# START OF INPUT ROWS
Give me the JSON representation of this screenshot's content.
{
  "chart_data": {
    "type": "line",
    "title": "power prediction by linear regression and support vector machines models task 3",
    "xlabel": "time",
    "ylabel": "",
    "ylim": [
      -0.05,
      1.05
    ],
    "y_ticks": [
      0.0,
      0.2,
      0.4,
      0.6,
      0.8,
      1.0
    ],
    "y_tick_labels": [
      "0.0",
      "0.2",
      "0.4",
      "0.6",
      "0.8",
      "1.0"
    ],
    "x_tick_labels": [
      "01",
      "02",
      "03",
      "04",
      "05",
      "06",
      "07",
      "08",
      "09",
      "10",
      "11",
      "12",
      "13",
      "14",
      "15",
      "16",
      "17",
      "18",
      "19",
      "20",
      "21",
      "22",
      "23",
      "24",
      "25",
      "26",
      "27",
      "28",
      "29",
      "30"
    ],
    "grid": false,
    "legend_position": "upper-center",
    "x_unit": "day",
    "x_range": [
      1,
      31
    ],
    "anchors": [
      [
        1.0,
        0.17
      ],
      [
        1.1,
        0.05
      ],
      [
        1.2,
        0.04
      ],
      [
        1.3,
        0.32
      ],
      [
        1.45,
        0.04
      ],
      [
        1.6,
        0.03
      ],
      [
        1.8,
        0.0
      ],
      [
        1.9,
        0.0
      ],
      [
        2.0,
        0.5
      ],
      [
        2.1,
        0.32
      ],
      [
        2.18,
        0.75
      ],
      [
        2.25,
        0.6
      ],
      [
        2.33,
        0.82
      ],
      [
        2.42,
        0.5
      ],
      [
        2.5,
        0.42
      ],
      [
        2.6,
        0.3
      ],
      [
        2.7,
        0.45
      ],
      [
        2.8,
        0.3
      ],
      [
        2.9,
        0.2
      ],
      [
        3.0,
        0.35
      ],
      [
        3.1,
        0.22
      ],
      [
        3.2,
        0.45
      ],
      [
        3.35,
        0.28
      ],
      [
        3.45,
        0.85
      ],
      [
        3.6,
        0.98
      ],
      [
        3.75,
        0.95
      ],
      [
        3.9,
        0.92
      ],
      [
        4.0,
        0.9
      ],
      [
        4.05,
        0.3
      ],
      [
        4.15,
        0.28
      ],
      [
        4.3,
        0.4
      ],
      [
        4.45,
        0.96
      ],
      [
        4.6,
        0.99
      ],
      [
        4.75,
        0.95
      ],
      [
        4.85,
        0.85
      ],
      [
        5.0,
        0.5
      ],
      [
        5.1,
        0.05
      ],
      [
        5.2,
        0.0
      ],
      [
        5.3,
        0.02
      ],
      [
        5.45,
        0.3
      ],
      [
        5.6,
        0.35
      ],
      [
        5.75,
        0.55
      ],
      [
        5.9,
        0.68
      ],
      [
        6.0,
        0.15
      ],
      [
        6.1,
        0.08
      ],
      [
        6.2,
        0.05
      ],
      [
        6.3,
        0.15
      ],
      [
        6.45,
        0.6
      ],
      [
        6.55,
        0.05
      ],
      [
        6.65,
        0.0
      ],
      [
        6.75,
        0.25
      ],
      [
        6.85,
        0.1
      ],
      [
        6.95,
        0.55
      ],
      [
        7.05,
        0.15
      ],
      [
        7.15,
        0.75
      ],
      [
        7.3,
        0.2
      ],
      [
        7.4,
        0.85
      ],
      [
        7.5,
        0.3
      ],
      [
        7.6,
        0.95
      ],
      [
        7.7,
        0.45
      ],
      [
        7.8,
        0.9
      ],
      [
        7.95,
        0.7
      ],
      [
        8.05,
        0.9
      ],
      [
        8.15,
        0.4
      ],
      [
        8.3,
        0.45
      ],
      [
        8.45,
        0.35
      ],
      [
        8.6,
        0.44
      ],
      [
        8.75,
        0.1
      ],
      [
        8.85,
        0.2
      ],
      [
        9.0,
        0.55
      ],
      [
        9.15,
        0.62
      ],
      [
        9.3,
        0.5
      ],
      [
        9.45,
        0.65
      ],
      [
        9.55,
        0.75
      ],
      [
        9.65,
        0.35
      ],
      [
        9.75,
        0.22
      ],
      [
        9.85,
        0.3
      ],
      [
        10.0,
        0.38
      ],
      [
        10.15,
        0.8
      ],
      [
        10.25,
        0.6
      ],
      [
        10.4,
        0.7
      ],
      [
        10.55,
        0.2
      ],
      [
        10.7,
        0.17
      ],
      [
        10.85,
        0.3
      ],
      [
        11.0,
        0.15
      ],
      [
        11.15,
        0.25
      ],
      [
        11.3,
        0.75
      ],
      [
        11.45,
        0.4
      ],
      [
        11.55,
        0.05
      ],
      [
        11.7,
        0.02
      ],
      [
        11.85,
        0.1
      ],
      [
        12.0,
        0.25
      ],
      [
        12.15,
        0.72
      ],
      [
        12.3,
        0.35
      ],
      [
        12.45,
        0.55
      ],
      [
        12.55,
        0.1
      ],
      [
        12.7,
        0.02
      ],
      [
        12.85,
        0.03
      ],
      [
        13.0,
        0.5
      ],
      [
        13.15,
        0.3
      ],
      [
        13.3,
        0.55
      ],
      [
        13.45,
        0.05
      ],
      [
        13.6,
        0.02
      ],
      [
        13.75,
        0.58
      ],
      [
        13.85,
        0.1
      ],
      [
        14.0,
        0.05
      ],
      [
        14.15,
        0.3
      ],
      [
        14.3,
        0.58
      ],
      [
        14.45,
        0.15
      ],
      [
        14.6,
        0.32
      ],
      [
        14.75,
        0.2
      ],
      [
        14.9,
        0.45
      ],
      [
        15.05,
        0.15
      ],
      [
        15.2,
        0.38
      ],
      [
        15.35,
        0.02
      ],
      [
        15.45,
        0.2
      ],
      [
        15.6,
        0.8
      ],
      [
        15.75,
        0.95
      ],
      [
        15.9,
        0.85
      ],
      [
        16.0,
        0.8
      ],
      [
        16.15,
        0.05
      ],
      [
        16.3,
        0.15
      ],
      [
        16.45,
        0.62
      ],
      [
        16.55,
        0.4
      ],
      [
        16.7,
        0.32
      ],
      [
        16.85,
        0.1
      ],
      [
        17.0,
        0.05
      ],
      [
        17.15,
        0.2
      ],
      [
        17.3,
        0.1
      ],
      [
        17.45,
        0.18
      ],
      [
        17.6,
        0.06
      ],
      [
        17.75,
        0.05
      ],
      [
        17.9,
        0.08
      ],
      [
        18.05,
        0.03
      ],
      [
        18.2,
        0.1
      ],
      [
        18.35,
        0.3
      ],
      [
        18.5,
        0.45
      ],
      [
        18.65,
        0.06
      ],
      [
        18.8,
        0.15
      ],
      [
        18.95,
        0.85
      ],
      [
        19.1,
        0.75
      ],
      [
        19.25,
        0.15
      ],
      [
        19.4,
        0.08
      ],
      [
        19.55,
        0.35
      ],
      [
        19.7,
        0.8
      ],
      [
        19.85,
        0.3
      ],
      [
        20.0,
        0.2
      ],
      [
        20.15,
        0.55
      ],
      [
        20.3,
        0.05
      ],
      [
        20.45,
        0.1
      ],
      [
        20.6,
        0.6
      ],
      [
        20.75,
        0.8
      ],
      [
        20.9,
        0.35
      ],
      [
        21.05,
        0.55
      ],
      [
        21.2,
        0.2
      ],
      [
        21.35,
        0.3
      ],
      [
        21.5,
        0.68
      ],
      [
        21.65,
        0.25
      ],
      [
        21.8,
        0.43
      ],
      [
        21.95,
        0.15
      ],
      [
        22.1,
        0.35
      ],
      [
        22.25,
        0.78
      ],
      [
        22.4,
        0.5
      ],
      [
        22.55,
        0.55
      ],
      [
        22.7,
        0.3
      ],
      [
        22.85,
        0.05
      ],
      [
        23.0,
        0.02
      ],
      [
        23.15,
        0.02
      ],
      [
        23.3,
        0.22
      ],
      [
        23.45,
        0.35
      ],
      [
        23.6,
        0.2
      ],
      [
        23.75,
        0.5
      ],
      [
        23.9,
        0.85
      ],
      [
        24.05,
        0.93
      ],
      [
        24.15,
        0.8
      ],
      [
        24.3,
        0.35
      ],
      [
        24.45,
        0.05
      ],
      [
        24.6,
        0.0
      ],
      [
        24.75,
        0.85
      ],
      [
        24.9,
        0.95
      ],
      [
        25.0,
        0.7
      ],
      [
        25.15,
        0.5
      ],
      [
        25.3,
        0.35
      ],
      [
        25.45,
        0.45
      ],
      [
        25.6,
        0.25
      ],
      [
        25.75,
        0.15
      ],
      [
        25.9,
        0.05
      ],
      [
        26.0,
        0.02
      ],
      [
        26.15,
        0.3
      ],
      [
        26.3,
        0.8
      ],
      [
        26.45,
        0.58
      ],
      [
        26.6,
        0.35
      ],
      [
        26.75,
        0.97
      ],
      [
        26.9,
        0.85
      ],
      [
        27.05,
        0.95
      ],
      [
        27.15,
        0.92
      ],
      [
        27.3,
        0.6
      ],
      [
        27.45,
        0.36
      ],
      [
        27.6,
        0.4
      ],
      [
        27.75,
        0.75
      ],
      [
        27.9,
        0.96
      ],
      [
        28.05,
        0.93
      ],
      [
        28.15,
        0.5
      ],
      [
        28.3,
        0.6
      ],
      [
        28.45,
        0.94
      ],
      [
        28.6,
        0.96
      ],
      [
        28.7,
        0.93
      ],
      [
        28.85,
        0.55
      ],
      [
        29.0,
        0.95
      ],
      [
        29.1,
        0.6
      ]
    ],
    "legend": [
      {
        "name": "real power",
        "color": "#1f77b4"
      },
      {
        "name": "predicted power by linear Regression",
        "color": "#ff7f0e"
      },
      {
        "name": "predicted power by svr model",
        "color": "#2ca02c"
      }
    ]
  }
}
# END OF INPUT ROWS
**REQUIRED WORK**
Find how many lines hold the string "name", and state that number alone.

**CORRECT OUTPUT**
3